INSTRUCTIONS FOR THE TASK: Copy the data that follows, character for character, minus the pictures.

Figure content listings
________________

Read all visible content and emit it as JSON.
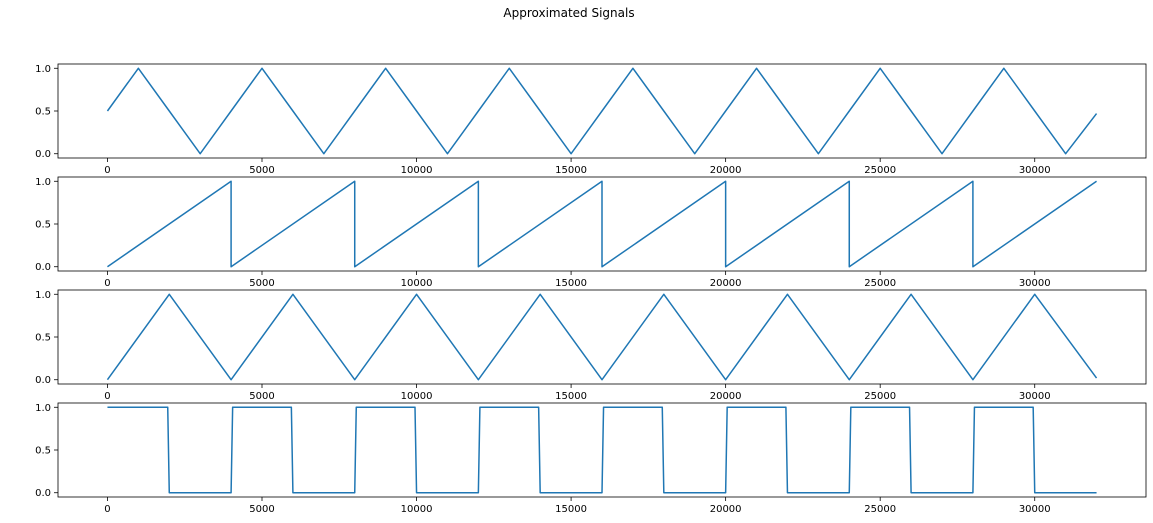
{
  "chart_data": {
    "title": "Approximated Signals",
    "type": "line",
    "layout": "4 stacked subplots",
    "series_color": "#1f77b4",
    "grid": false,
    "xticks": [
      0,
      5000,
      10000,
      15000,
      20000,
      25000,
      30000
    ],
    "xlim": [
      -1600,
      33600
    ],
    "yticks": [
      0.0,
      0.5,
      1.0
    ],
    "subplots": [
      {
        "waveform": "sine",
        "period": 4000,
        "x_range": [
          0,
          32000
        ],
        "ylim": [
          -0.05,
          1.05
        ],
        "x": [
          0,
          1000,
          2000,
          3000,
          4000,
          5000,
          6000,
          7000,
          8000,
          9000,
          10000,
          11000,
          12000,
          13000,
          14000,
          15000,
          16000,
          17000,
          18000,
          19000,
          20000,
          21000,
          22000,
          23000,
          24000,
          25000,
          26000,
          27000,
          28000,
          29000,
          30000,
          31000,
          32000
        ],
        "y": [
          0.5,
          1.0,
          0.5,
          0.0,
          0.5,
          1.0,
          0.5,
          0.0,
          0.5,
          1.0,
          0.5,
          0.0,
          0.5,
          1.0,
          0.5,
          0.0,
          0.5,
          1.0,
          0.5,
          0.0,
          0.5,
          1.0,
          0.5,
          0.0,
          0.5,
          1.0,
          0.5,
          0.0,
          0.5,
          1.0,
          0.5,
          0.0,
          0.47
        ]
      },
      {
        "waveform": "sawtooth",
        "period": 4000,
        "x_range": [
          0,
          32000
        ],
        "ylim": [
          -0.05,
          1.05
        ],
        "x": [
          0,
          4000,
          4000,
          8000,
          8000,
          12000,
          12000,
          16000,
          16000,
          20000,
          20000,
          24000,
          24000,
          28000,
          28000,
          32000
        ],
        "y": [
          0.0,
          1.0,
          0.0,
          1.0,
          0.0,
          1.0,
          0.0,
          1.0,
          0.0,
          1.0,
          0.0,
          1.0,
          0.0,
          1.0,
          0.0,
          1.0
        ]
      },
      {
        "waveform": "triangle",
        "period": 4000,
        "x_range": [
          0,
          32000
        ],
        "ylim": [
          -0.05,
          1.05
        ],
        "x": [
          0,
          2000,
          4000,
          6000,
          8000,
          10000,
          12000,
          14000,
          16000,
          18000,
          20000,
          22000,
          24000,
          26000,
          28000,
          30000,
          32000
        ],
        "y": [
          0.0,
          1.0,
          0.0,
          1.0,
          0.0,
          1.0,
          0.0,
          1.0,
          0.0,
          1.0,
          0.0,
          1.0,
          0.0,
          1.0,
          0.0,
          1.0,
          0.02
        ]
      },
      {
        "waveform": "square",
        "period": 4000,
        "x_range": [
          0,
          32000
        ],
        "ylim": [
          -0.05,
          1.05
        ],
        "x": [
          0,
          1950,
          2000,
          4000,
          4050,
          5950,
          6000,
          8000,
          8050,
          9950,
          10000,
          12000,
          12050,
          13950,
          14000,
          16000,
          16050,
          17950,
          18000,
          20000,
          20050,
          21950,
          22000,
          24000,
          24050,
          25950,
          26000,
          28000,
          28050,
          29950,
          30000,
          32000
        ],
        "y": [
          1.0,
          1.0,
          0.0,
          0.0,
          1.0,
          1.0,
          0.0,
          0.0,
          1.0,
          1.0,
          0.0,
          0.0,
          1.0,
          1.0,
          0.0,
          0.0,
          1.0,
          1.0,
          0.0,
          0.0,
          1.0,
          1.0,
          0.0,
          0.0,
          1.0,
          1.0,
          0.0,
          0.0,
          1.0,
          1.0,
          0.0,
          0.0
        ]
      }
    ]
  }
}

________________

SOLUTION FOR THIS TASK:
Read all visible content and emit it as JSON.
{
  "chart_data": {
    "title": "Approximated Signals",
    "type": "line",
    "layout": "4 stacked subplots",
    "series_color": "#1f77b4",
    "grid": false,
    "xticks": [
      0,
      5000,
      10000,
      15000,
      20000,
      25000,
      30000
    ],
    "xlim": [
      -1600,
      33600
    ],
    "yticks": [
      0.0,
      0.5,
      1.0
    ],
    "subplots": [
      {
        "waveform": "sine",
        "period": 4000,
        "x_range": [
          0,
          32000
        ],
        "ylim": [
          -0.05,
          1.05
        ],
        "x": [
          0,
          1000,
          2000,
          3000,
          4000,
          5000,
          6000,
          7000,
          8000,
          9000,
          10000,
          11000,
          12000,
          13000,
          14000,
          15000,
          16000,
          17000,
          18000,
          19000,
          20000,
          21000,
          22000,
          23000,
          24000,
          25000,
          26000,
          27000,
          28000,
          29000,
          30000,
          31000,
          32000
        ],
        "y": [
          0.5,
          1.0,
          0.5,
          0.0,
          0.5,
          1.0,
          0.5,
          0.0,
          0.5,
          1.0,
          0.5,
          0.0,
          0.5,
          1.0,
          0.5,
          0.0,
          0.5,
          1.0,
          0.5,
          0.0,
          0.5,
          1.0,
          0.5,
          0.0,
          0.5,
          1.0,
          0.5,
          0.0,
          0.5,
          1.0,
          0.5,
          0.0,
          0.47
        ]
      },
      {
        "waveform": "sawtooth",
        "period": 4000,
        "x_range": [
          0,
          32000
        ],
        "ylim": [
          -0.05,
          1.05
        ],
        "x": [
          0,
          4000,
          4000,
          8000,
          8000,
          12000,
          12000,
          16000,
          16000,
          20000,
          20000,
          24000,
          24000,
          28000,
          28000,
          32000
        ],
        "y": [
          0.0,
          1.0,
          0.0,
          1.0,
          0.0,
          1.0,
          0.0,
          1.0,
          0.0,
          1.0,
          0.0,
          1.0,
          0.0,
          1.0,
          0.0,
          1.0
        ]
      },
      {
        "waveform": "triangle",
        "period": 4000,
        "x_range": [
          0,
          32000
        ],
        "ylim": [
          -0.05,
          1.05
        ],
        "x": [
          0,
          2000,
          4000,
          6000,
          8000,
          10000,
          12000,
          14000,
          16000,
          18000,
          20000,
          22000,
          24000,
          26000,
          28000,
          30000,
          32000
        ],
        "y": [
          0.0,
          1.0,
          0.0,
          1.0,
          0.0,
          1.0,
          0.0,
          1.0,
          0.0,
          1.0,
          0.0,
          1.0,
          0.0,
          1.0,
          0.0,
          1.0,
          0.02
        ]
      },
      {
        "waveform": "square",
        "period": 4000,
        "x_range": [
          0,
          32000
        ],
        "ylim": [
          -0.05,
          1.05
        ],
        "x": [
          0,
          1950,
          2000,
          4000,
          4050,
          5950,
          6000,
          8000,
          8050,
          9950,
          10000,
          12000,
          12050,
          13950,
          14000,
          16000,
          16050,
          17950,
          18000,
          20000,
          20050,
          21950,
          22000,
          24000,
          24050,
          25950,
          26000,
          28000,
          28050,
          29950,
          30000,
          32000
        ],
        "y": [
          1.0,
          1.0,
          0.0,
          0.0,
          1.0,
          1.0,
          0.0,
          0.0,
          1.0,
          1.0,
          0.0,
          0.0,
          1.0,
          1.0,
          0.0,
          0.0,
          1.0,
          1.0,
          0.0,
          0.0,
          1.0,
          1.0,
          0.0,
          0.0,
          1.0,
          1.0,
          0.0,
          0.0,
          1.0,
          1.0,
          0.0,
          0.0
        ]
      }
    ]
  }
}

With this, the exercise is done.